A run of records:
□ □ □
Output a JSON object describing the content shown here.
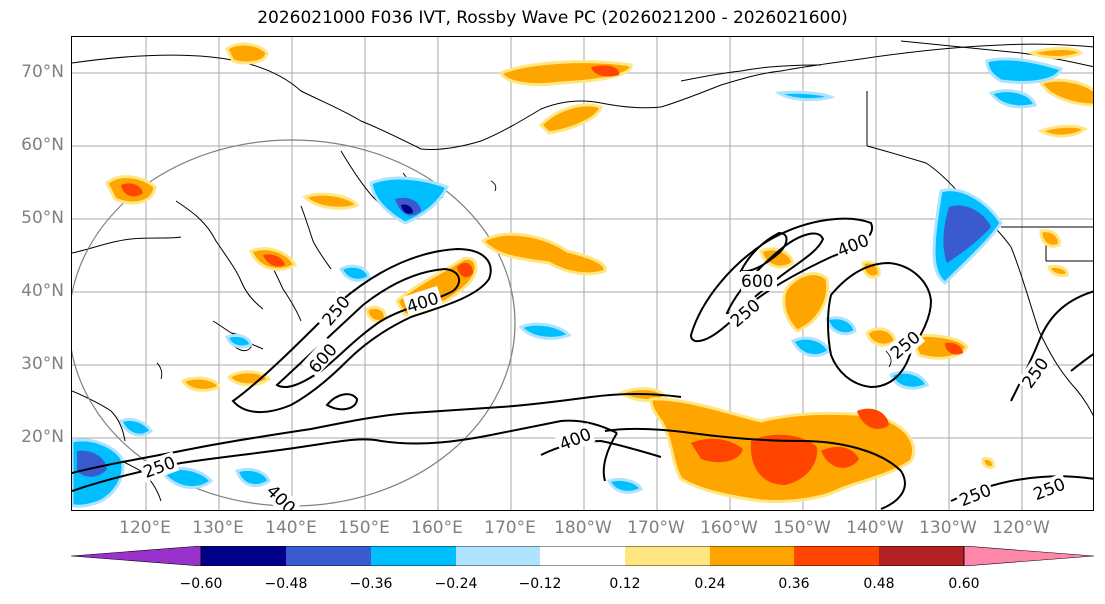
{
  "title": "2026021000 F036 IVT, Rossby Wave PC (2026021200 - 2026021600)",
  "lat_labels": [
    "70°N",
    "60°N",
    "50°N",
    "40°N",
    "30°N",
    "20°N"
  ],
  "lon_labels": [
    "120°E",
    "130°E",
    "140°E",
    "150°E",
    "160°E",
    "170°E",
    "180°W",
    "170°W",
    "160°W",
    "150°W",
    "140°W",
    "130°W",
    "120°W"
  ],
  "contour_labels": {
    "c250a": "250",
    "c600a": "600",
    "c400a": "400",
    "c400b": "400",
    "c600b": "600",
    "c250b": "250",
    "c250c": "250",
    "c250d": "250",
    "c400c": "400",
    "c400d": "400",
    "c250e": "250",
    "c250f": "250",
    "c250g": "250"
  },
  "colorbar": {
    "ticks": [
      "−0.60",
      "−0.48",
      "−0.36",
      "−0.24",
      "−0.12",
      "0.12",
      "0.24",
      "0.36",
      "0.48",
      "0.60"
    ],
    "colors": [
      "#9932cc",
      "#00008b",
      "#3a5bcf",
      "#00bfff",
      "#aee3ff",
      "#ffffff",
      "#ffe680",
      "#ffa500",
      "#ff4500",
      "#b22222",
      "#ff88aa"
    ]
  }
}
□ □ □
Extract the text of all the records above verbatim, excluding pictures.

Task result:
Output a JSON object describing the content shown here.
{
  "title": "2026021000 F036 IVT, Rossby Wave PC (2026021200 - 2026021600)",
  "lat_labels": [
    "70°N",
    "60°N",
    "50°N",
    "40°N",
    "30°N",
    "20°N"
  ],
  "lon_labels": [
    "120°E",
    "130°E",
    "140°E",
    "150°E",
    "160°E",
    "170°E",
    "180°W",
    "170°W",
    "160°W",
    "150°W",
    "140°W",
    "130°W",
    "120°W"
  ],
  "contour_labels": {
    "c250a": "250",
    "c600a": "600",
    "c400a": "400",
    "c400b": "400",
    "c600b": "600",
    "c250b": "250",
    "c250c": "250",
    "c250d": "250",
    "c400c": "400",
    "c400d": "400",
    "c250e": "250",
    "c250f": "250",
    "c250g": "250"
  },
  "colorbar": {
    "ticks": [
      "−0.60",
      "−0.48",
      "−0.36",
      "−0.24",
      "−0.12",
      "0.12",
      "0.24",
      "0.36",
      "0.48",
      "0.60"
    ],
    "colors": [
      "#9932cc",
      "#00008b",
      "#3a5bcf",
      "#00bfff",
      "#aee3ff",
      "#ffffff",
      "#ffe680",
      "#ffa500",
      "#ff4500",
      "#b22222",
      "#ff88aa"
    ]
  }
}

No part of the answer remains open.